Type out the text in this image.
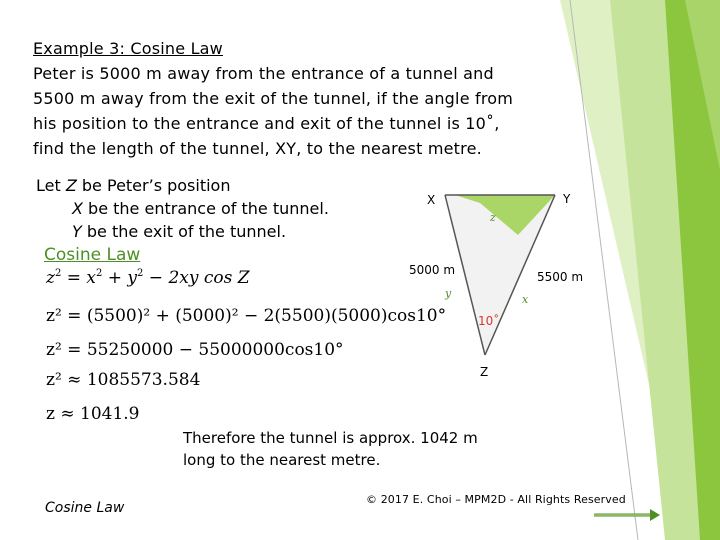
Example 3: Cosine Law
Peter is 5000 m away from the entrance of a tunnel and
5500 m away from the exit of the tunnel, if the angle from
his position to the entrance and exit of the tunnel is 10˚,
find the length of the tunnel, XY, to the nearest metre.
Let Z be Peter’s position
X be the entrance of the tunnel.
Y be the exit of the tunnel.
Cosine Law
$z^2 = x^2 + y^2 - 2xy$ cos Z
z² = (5500)² + (5000)² − 2(5500)(5000)cos10°
z² = 55250000 − 55000000cos10°
z² ≈ 1085573.584
z ≈ 1041.9
X	Y
z
5000 m	5500 m
y	x
10˚
Z
Therefore the tunnel is approx. 1042 m
long to the nearest metre.
Cosine Law
© 2017 E. Choi – MPM2D - All Rights Reserved
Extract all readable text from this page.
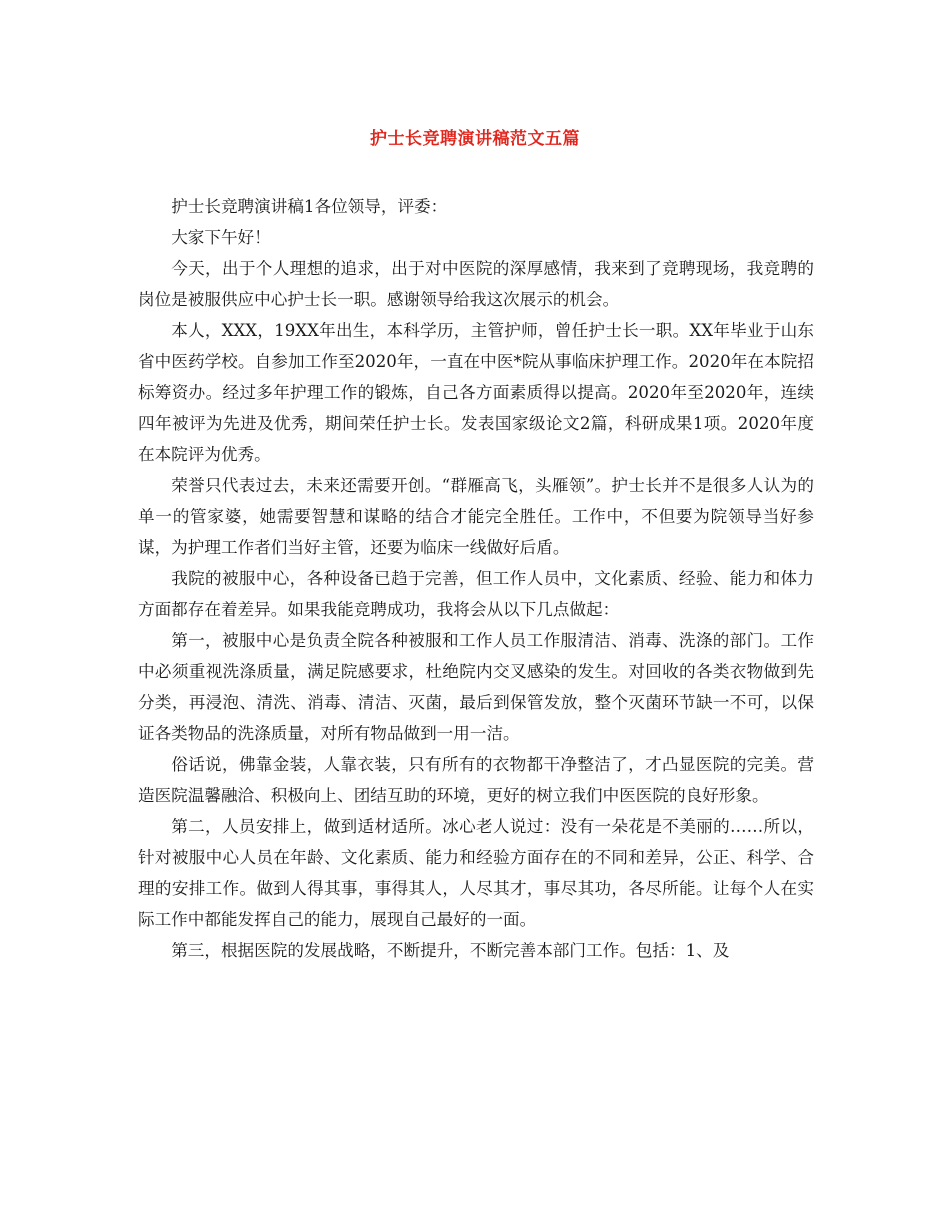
护士长竞聘演讲稿范文五篇

护士长竞聘演讲稿1各位领导，评委：

大家下午好！

今天，出于个人理想的追求，出于对中医院的深厚感情，我来到了竞聘现场，我竞聘的岗位是被服供应中心护士长一职。感谢领导给我这次展示的机会。

本人，XXX，19XX年出生，本科学历，主管护师，曾任护士长一职。XX年毕业于山东省中医药学校。自参加工作至2020年，一直在中医*院从事临床护理工作。2020年在本院招标筹资办。经过多年护理工作的锻炼，自己各方面素质得以提高。2020年至2020年，连续四年被评为先进及优秀，期间荣任护士长。发表国家级论文2篇，科研成果1项。2020年度在本院评为优秀。

荣誉只代表过去，未来还需要开创。“群雁高飞，头雁领”。护士长并不是很多人认为的单一的管家婆，她需要智慧和谋略的结合才能完全胜任。工作中，不但要为院领导当好参谋，为护理工作者们当好主管，还要为临床一线做好后盾。

我院的被服中心，各种设备已趋于完善，但工作人员中，文化素质、经验、能力和体力方面都存在着差异。如果我能竞聘成功，我将会从以下几点做起：

第一，被服中心是负责全院各种被服和工作人员工作服清洁、消毒、洗涤的部门。工作中必须重视洗涤质量，满足院感要求，杜绝院内交叉感染的发生。对回收的各类衣物做到先分类，再浸泡、清洗、消毒、清洁、灭菌，最后到保管发放，整个灭菌环节缺一不可，以保证各类物品的洗涤质量，对所有物品做到一用一洁。

俗话说，佛靠金装，人靠衣装，只有所有的衣物都干净整洁了，才凸显医院的完美。营造医院温馨融洽、积极向上、团结互助的环境，更好的树立我们中医医院的良好形象。

第二，人员安排上，做到适材适所。冰心老人说过：没有一朵花是不美丽的……所以，针对被服中心人员在年龄、文化素质、能力和经验方面存在的不同和差异，公正、科学、合理的安排工作。做到人得其事，事得其人，人尽其才，事尽其功，各尽所能。让每个人在实际工作中都能发挥自己的能力，展现自己最好的一面。

第三，根据医院的发展战略，不断提升，不断完善本部门工作。包括：1、及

---------------

THE EXERCISE :: From the entries above, copy every line that holds the word "nearest".

REPLY ::
find the length of the tunnel, XY, to the nearest metre.
long to the nearest metre.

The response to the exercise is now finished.